Entries from a visual dataset
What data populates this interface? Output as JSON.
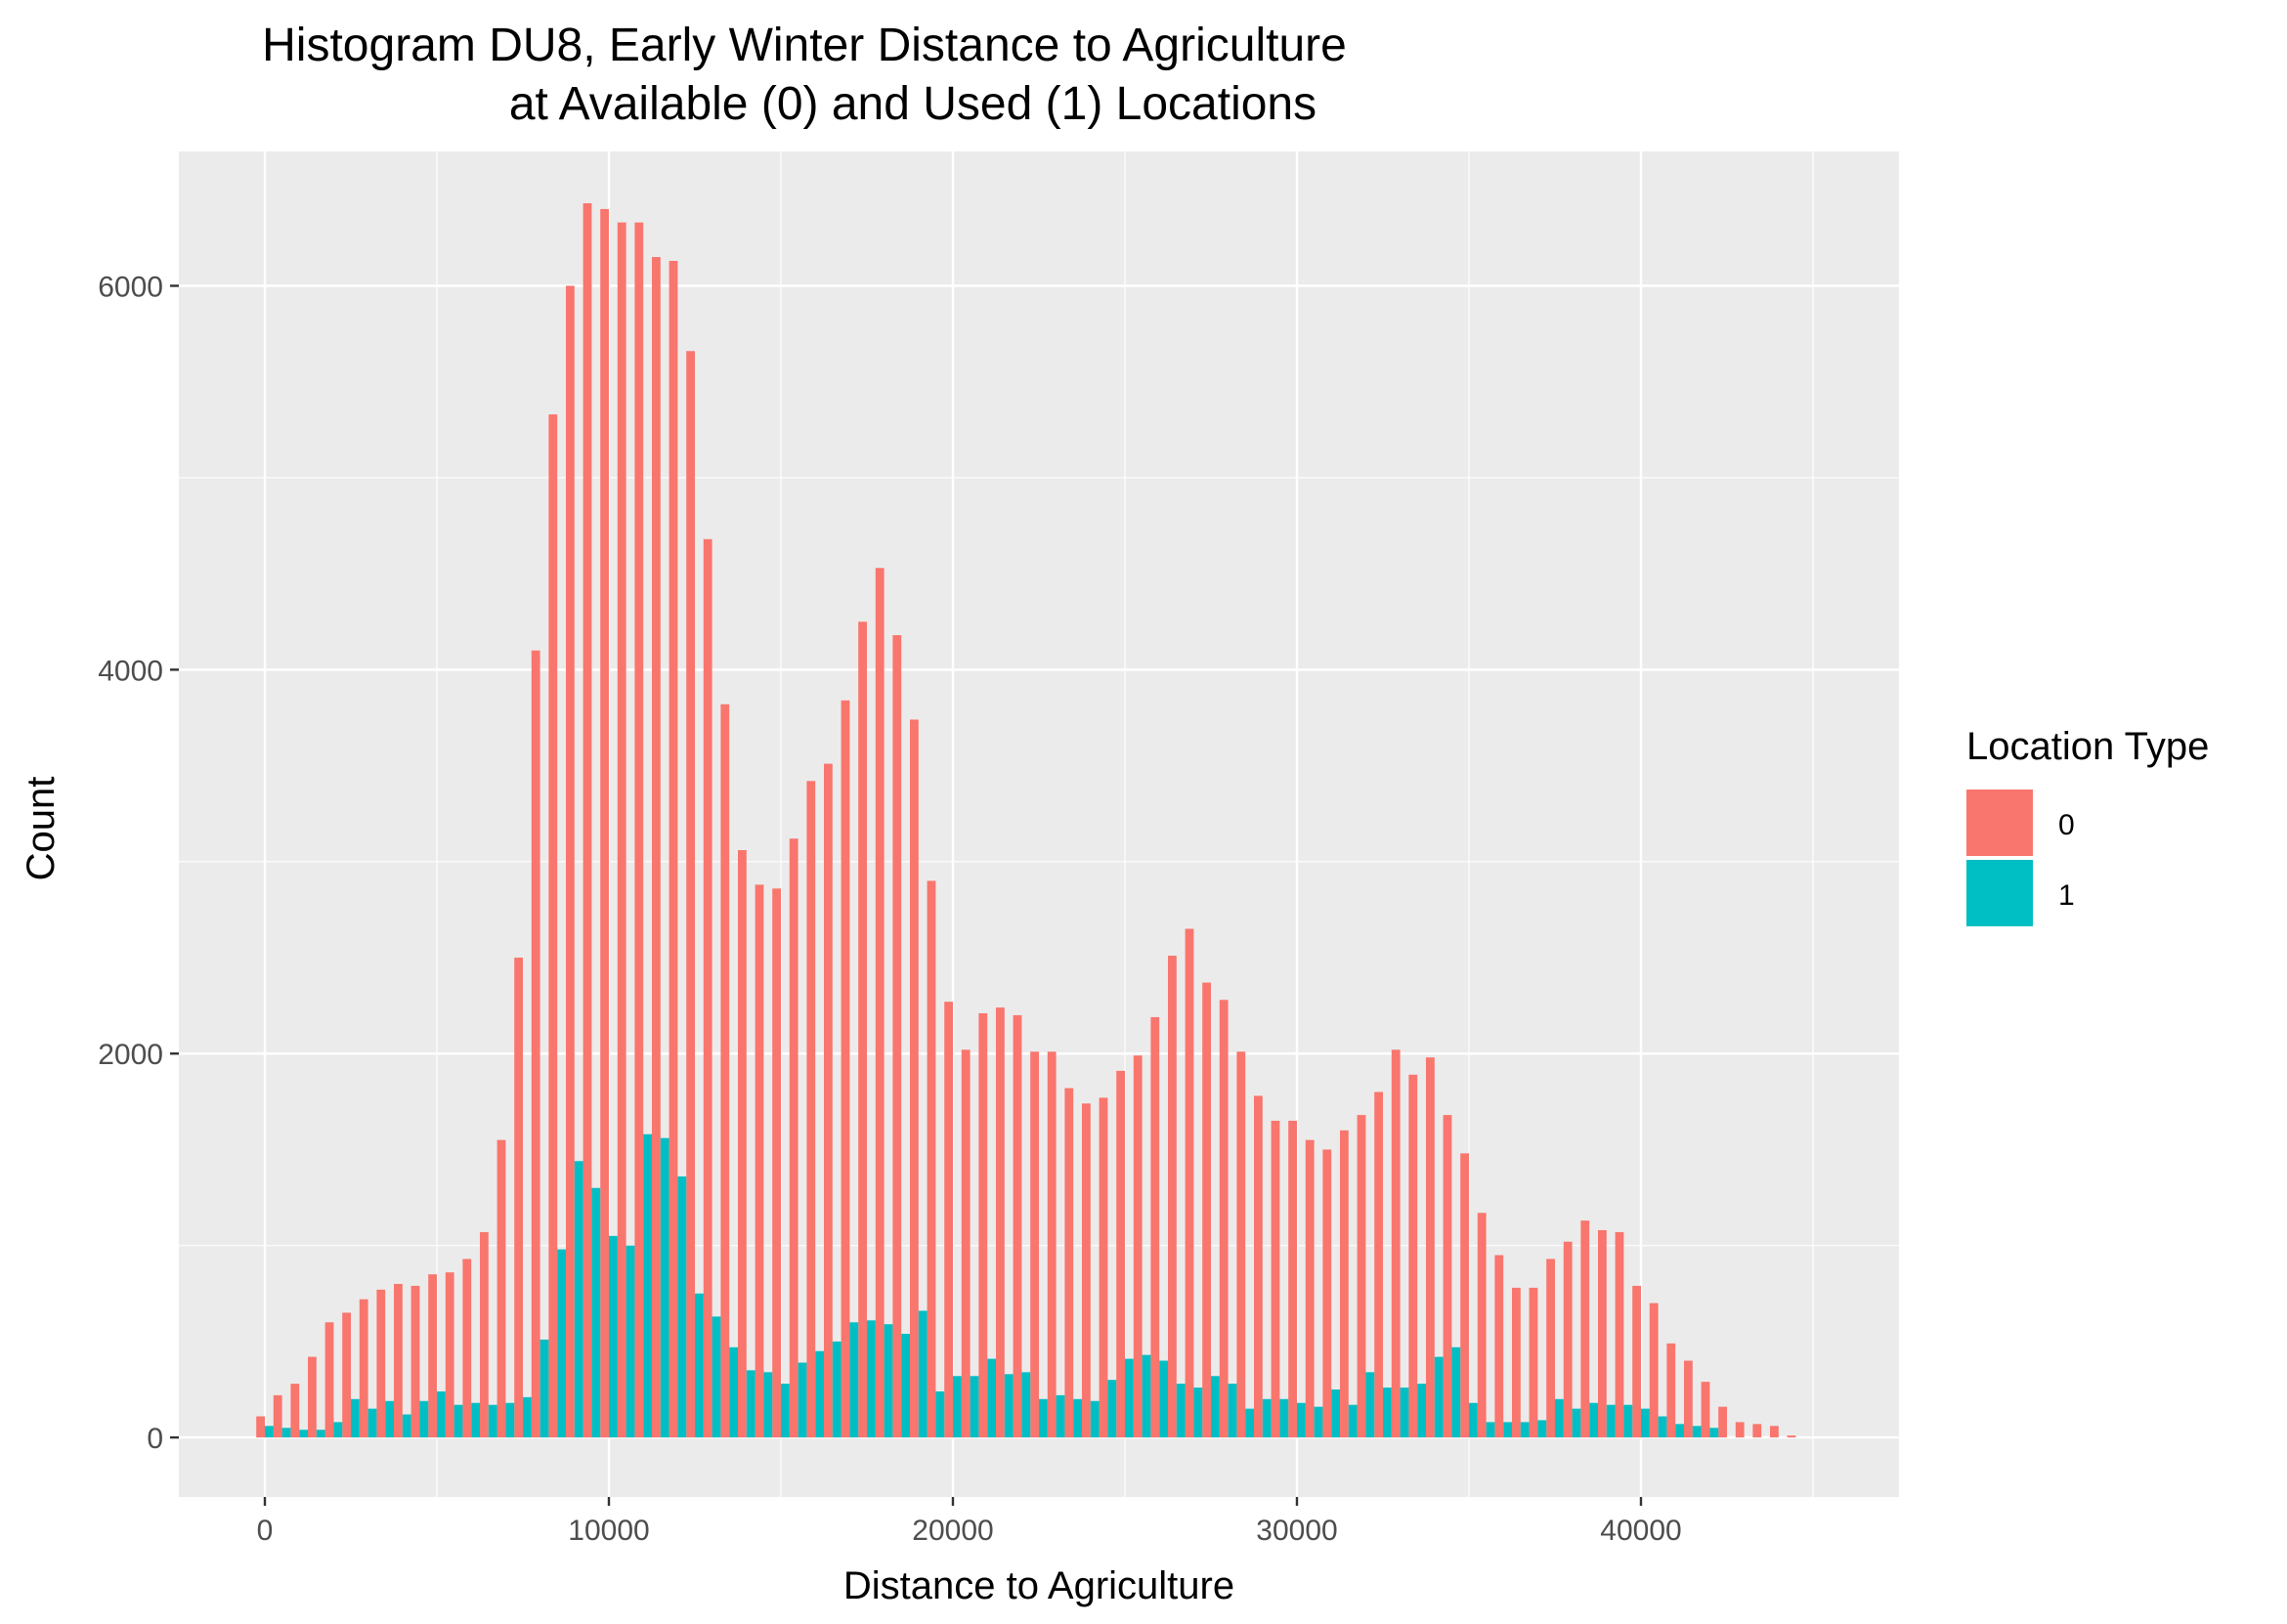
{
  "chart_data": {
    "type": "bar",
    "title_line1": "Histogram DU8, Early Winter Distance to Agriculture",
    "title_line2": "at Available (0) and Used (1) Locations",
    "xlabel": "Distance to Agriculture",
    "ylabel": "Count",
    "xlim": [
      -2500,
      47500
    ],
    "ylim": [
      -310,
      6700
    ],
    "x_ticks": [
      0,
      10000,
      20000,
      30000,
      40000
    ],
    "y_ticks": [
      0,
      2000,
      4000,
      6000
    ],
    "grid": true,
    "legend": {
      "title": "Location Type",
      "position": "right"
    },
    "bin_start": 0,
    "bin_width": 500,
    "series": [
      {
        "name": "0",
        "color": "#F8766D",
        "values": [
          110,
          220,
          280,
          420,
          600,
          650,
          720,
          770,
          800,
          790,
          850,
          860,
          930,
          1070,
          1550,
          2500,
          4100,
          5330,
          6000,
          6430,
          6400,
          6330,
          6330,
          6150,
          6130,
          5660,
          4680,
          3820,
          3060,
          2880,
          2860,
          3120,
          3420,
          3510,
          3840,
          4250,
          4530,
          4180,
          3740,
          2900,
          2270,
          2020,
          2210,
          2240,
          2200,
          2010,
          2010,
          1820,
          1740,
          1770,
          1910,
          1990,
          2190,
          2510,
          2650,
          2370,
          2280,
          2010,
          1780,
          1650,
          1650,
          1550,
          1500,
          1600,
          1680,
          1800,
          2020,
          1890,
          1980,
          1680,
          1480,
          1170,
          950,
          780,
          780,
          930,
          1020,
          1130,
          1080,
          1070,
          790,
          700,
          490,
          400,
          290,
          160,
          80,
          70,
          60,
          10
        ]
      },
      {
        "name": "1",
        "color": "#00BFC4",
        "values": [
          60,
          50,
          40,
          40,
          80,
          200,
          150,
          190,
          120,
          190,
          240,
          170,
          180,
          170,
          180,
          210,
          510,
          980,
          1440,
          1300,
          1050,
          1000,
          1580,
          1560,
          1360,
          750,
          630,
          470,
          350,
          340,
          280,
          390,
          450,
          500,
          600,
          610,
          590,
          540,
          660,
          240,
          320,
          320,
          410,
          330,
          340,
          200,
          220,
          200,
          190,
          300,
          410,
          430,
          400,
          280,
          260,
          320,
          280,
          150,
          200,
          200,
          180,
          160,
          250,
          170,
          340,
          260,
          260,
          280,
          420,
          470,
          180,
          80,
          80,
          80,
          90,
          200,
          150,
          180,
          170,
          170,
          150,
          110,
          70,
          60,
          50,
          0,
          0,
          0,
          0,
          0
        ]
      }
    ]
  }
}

## Aim
Copy out the data above exactly, except the pictures.

## Result below
What data populates this interface? Output as JSON.
{
  "chart_data": {
    "type": "bar",
    "title_line1": "Histogram DU8, Early Winter Distance to Agriculture",
    "title_line2": "at Available (0) and Used (1) Locations",
    "xlabel": "Distance to Agriculture",
    "ylabel": "Count",
    "xlim": [
      -2500,
      47500
    ],
    "ylim": [
      -310,
      6700
    ],
    "x_ticks": [
      0,
      10000,
      20000,
      30000,
      40000
    ],
    "y_ticks": [
      0,
      2000,
      4000,
      6000
    ],
    "grid": true,
    "legend": {
      "title": "Location Type",
      "position": "right"
    },
    "bin_start": 0,
    "bin_width": 500,
    "series": [
      {
        "name": "0",
        "color": "#F8766D",
        "values": [
          110,
          220,
          280,
          420,
          600,
          650,
          720,
          770,
          800,
          790,
          850,
          860,
          930,
          1070,
          1550,
          2500,
          4100,
          5330,
          6000,
          6430,
          6400,
          6330,
          6330,
          6150,
          6130,
          5660,
          4680,
          3820,
          3060,
          2880,
          2860,
          3120,
          3420,
          3510,
          3840,
          4250,
          4530,
          4180,
          3740,
          2900,
          2270,
          2020,
          2210,
          2240,
          2200,
          2010,
          2010,
          1820,
          1740,
          1770,
          1910,
          1990,
          2190,
          2510,
          2650,
          2370,
          2280,
          2010,
          1780,
          1650,
          1650,
          1550,
          1500,
          1600,
          1680,
          1800,
          2020,
          1890,
          1980,
          1680,
          1480,
          1170,
          950,
          780,
          780,
          930,
          1020,
          1130,
          1080,
          1070,
          790,
          700,
          490,
          400,
          290,
          160,
          80,
          70,
          60,
          10
        ]
      },
      {
        "name": "1",
        "color": "#00BFC4",
        "values": [
          60,
          50,
          40,
          40,
          80,
          200,
          150,
          190,
          120,
          190,
          240,
          170,
          180,
          170,
          180,
          210,
          510,
          980,
          1440,
          1300,
          1050,
          1000,
          1580,
          1560,
          1360,
          750,
          630,
          470,
          350,
          340,
          280,
          390,
          450,
          500,
          600,
          610,
          590,
          540,
          660,
          240,
          320,
          320,
          410,
          330,
          340,
          200,
          220,
          200,
          190,
          300,
          410,
          430,
          400,
          280,
          260,
          320,
          280,
          150,
          200,
          200,
          180,
          160,
          250,
          170,
          340,
          260,
          260,
          280,
          420,
          470,
          180,
          80,
          80,
          80,
          90,
          200,
          150,
          180,
          170,
          170,
          150,
          110,
          70,
          60,
          50,
          0,
          0,
          0,
          0,
          0
        ]
      }
    ]
  }
}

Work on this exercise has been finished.